## BEGIN The data
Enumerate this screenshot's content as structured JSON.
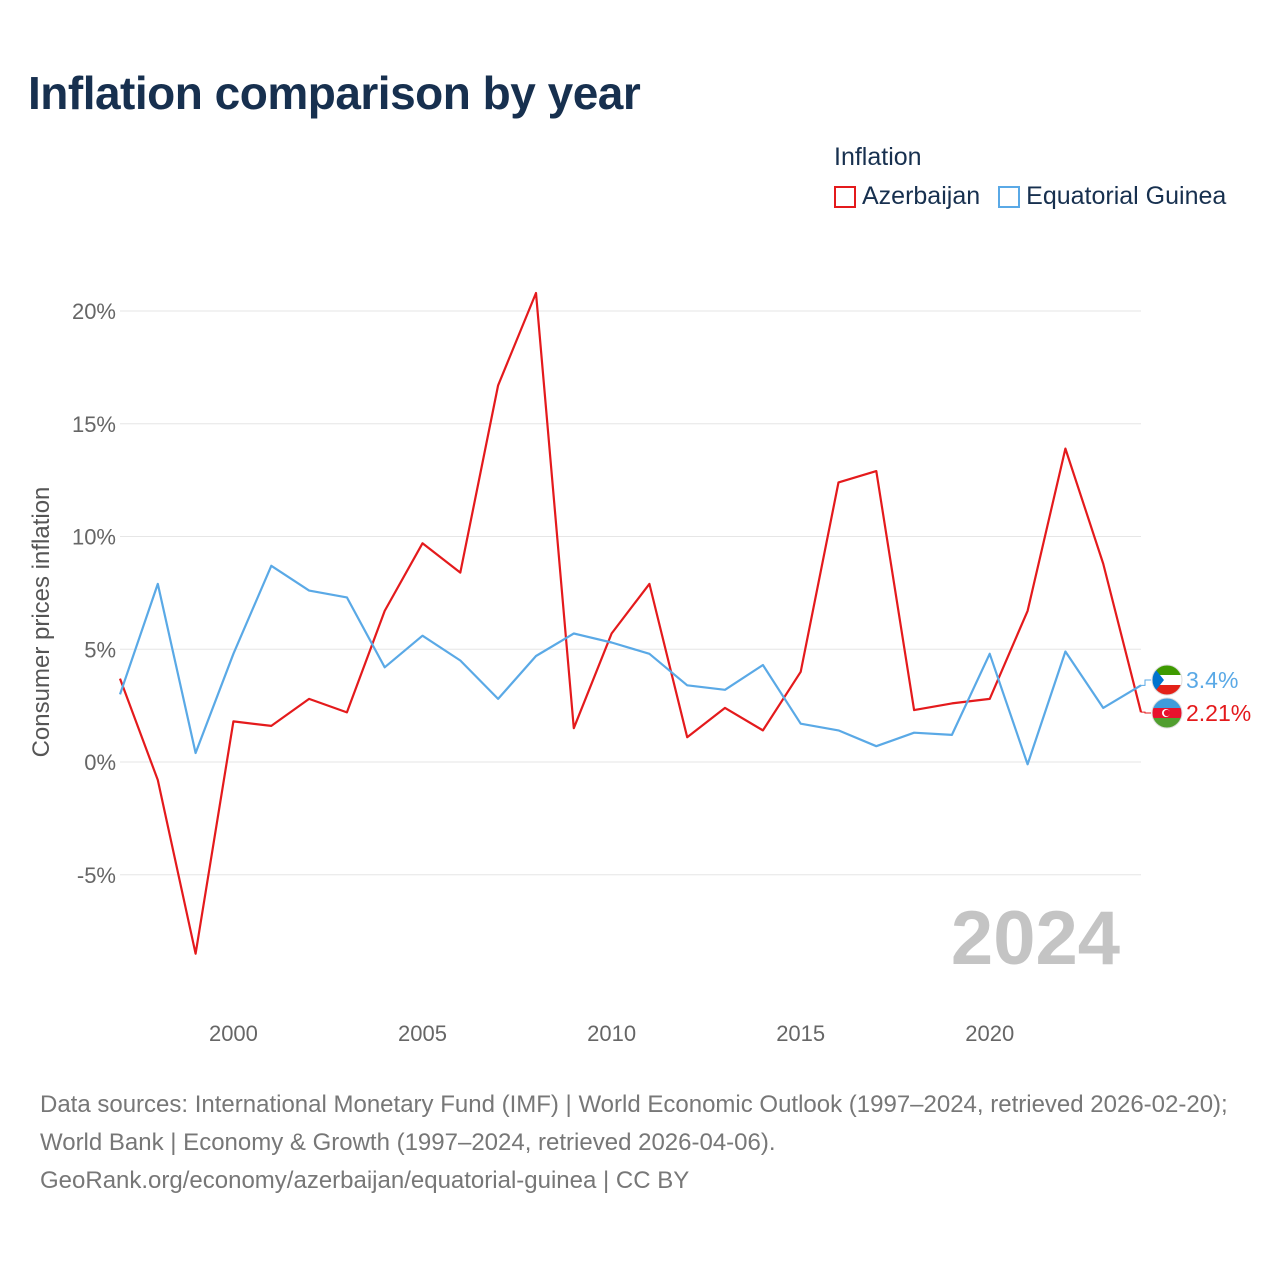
{
  "title": "Inflation comparison by year",
  "legend": {
    "title": "Inflation",
    "items": [
      {
        "label": "Azerbaijan",
        "color": "#e41a1c"
      },
      {
        "label": "Equatorial Guinea",
        "color": "#5aa9e6"
      }
    ]
  },
  "footer": {
    "sources": "Data sources: International Monetary Fund (IMF) | World Economic Outlook (1997–2024, retrieved 2026-02-20); World Bank | Economy & Growth (1997–2024, retrieved 2026-04-06).",
    "credit": "GeoRank.org/economy/azerbaijan/equatorial-guinea | CC BY"
  },
  "chart_data": {
    "type": "line",
    "title": "Inflation comparison by year",
    "xlabel": "",
    "ylabel": "Consumer prices inflation",
    "x": [
      1997,
      1998,
      1999,
      2000,
      2001,
      2002,
      2003,
      2004,
      2005,
      2006,
      2007,
      2008,
      2009,
      2010,
      2011,
      2012,
      2013,
      2014,
      2015,
      2016,
      2017,
      2018,
      2019,
      2020,
      2021,
      2022,
      2023,
      2024
    ],
    "series": [
      {
        "name": "Azerbaijan",
        "color": "#e41a1c",
        "values": [
          3.7,
          -0.8,
          -8.5,
          1.8,
          1.6,
          2.8,
          2.2,
          6.7,
          9.7,
          8.4,
          16.7,
          20.8,
          1.5,
          5.7,
          7.9,
          1.1,
          2.4,
          1.4,
          4.0,
          12.4,
          12.9,
          2.3,
          2.6,
          2.8,
          6.7,
          13.9,
          8.8,
          2.21
        ],
        "end_label": "2.21%"
      },
      {
        "name": "Equatorial Guinea",
        "color": "#5aa9e6",
        "values": [
          3.0,
          7.9,
          0.4,
          4.8,
          8.7,
          7.6,
          7.3,
          4.2,
          5.6,
          4.5,
          2.8,
          4.7,
          5.7,
          5.3,
          4.8,
          3.4,
          3.2,
          4.3,
          1.7,
          1.4,
          0.7,
          1.3,
          1.2,
          4.8,
          -0.1,
          4.9,
          2.4,
          3.4
        ],
        "end_label": "3.4%"
      }
    ],
    "yticks": [
      "20%",
      "15%",
      "10%",
      "5%",
      "0%",
      "-5%"
    ],
    "ytick_values": [
      20,
      15,
      10,
      5,
      0,
      -5
    ],
    "xticks": [
      "2000",
      "2005",
      "2010",
      "2015",
      "2020"
    ],
    "xtick_values": [
      2000,
      2005,
      2010,
      2015,
      2020
    ],
    "xlim": [
      1997,
      2024
    ],
    "ylim": [
      -9.5,
      22
    ],
    "grid": true,
    "year_watermark": "2024"
  }
}
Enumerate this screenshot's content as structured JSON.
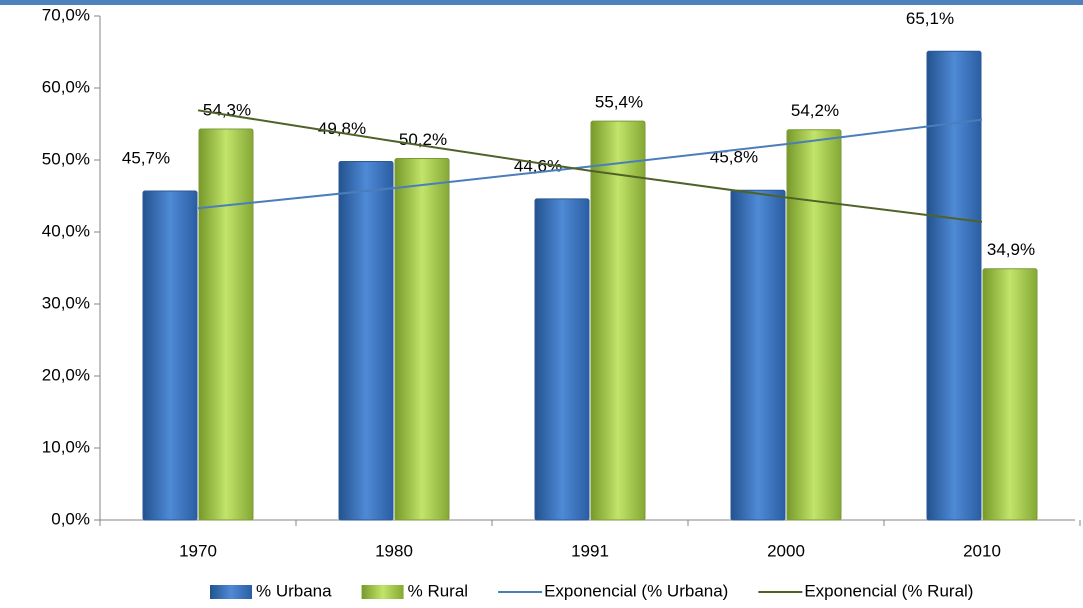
## END The data
◆ Challenge
Write out the whole listing again, exactly, with no pictures.

◆ Result of this exercise
Enumerate this screenshot's content as structured JSON.
{
  "title": "Inflation comparison by year",
  "legend": {
    "title": "Inflation",
    "items": [
      {
        "label": "Azerbaijan",
        "color": "#e41a1c"
      },
      {
        "label": "Equatorial Guinea",
        "color": "#5aa9e6"
      }
    ]
  },
  "footer": {
    "sources": "Data sources: International Monetary Fund (IMF) | World Economic Outlook (1997–2024, retrieved 2026-02-20); World Bank | Economy & Growth (1997–2024, retrieved 2026-04-06).",
    "credit": "GeoRank.org/economy/azerbaijan/equatorial-guinea | CC BY"
  },
  "chart_data": {
    "type": "line",
    "title": "Inflation comparison by year",
    "xlabel": "",
    "ylabel": "Consumer prices inflation",
    "x": [
      1997,
      1998,
      1999,
      2000,
      2001,
      2002,
      2003,
      2004,
      2005,
      2006,
      2007,
      2008,
      2009,
      2010,
      2011,
      2012,
      2013,
      2014,
      2015,
      2016,
      2017,
      2018,
      2019,
      2020,
      2021,
      2022,
      2023,
      2024
    ],
    "series": [
      {
        "name": "Azerbaijan",
        "color": "#e41a1c",
        "values": [
          3.7,
          -0.8,
          -8.5,
          1.8,
          1.6,
          2.8,
          2.2,
          6.7,
          9.7,
          8.4,
          16.7,
          20.8,
          1.5,
          5.7,
          7.9,
          1.1,
          2.4,
          1.4,
          4.0,
          12.4,
          12.9,
          2.3,
          2.6,
          2.8,
          6.7,
          13.9,
          8.8,
          2.21
        ],
        "end_label": "2.21%"
      },
      {
        "name": "Equatorial Guinea",
        "color": "#5aa9e6",
        "values": [
          3.0,
          7.9,
          0.4,
          4.8,
          8.7,
          7.6,
          7.3,
          4.2,
          5.6,
          4.5,
          2.8,
          4.7,
          5.7,
          5.3,
          4.8,
          3.4,
          3.2,
          4.3,
          1.7,
          1.4,
          0.7,
          1.3,
          1.2,
          4.8,
          -0.1,
          4.9,
          2.4,
          3.4
        ],
        "end_label": "3.4%"
      }
    ],
    "yticks": [
      "20%",
      "15%",
      "10%",
      "5%",
      "0%",
      "-5%"
    ],
    "ytick_values": [
      20,
      15,
      10,
      5,
      0,
      -5
    ],
    "xticks": [
      "2000",
      "2005",
      "2010",
      "2015",
      "2020"
    ],
    "xtick_values": [
      2000,
      2005,
      2010,
      2015,
      2020
    ],
    "xlim": [
      1997,
      2024
    ],
    "ylim": [
      -9.5,
      22
    ],
    "grid": true,
    "year_watermark": "2024"
  }
}
Enumerate this screenshot's content as structured JSON.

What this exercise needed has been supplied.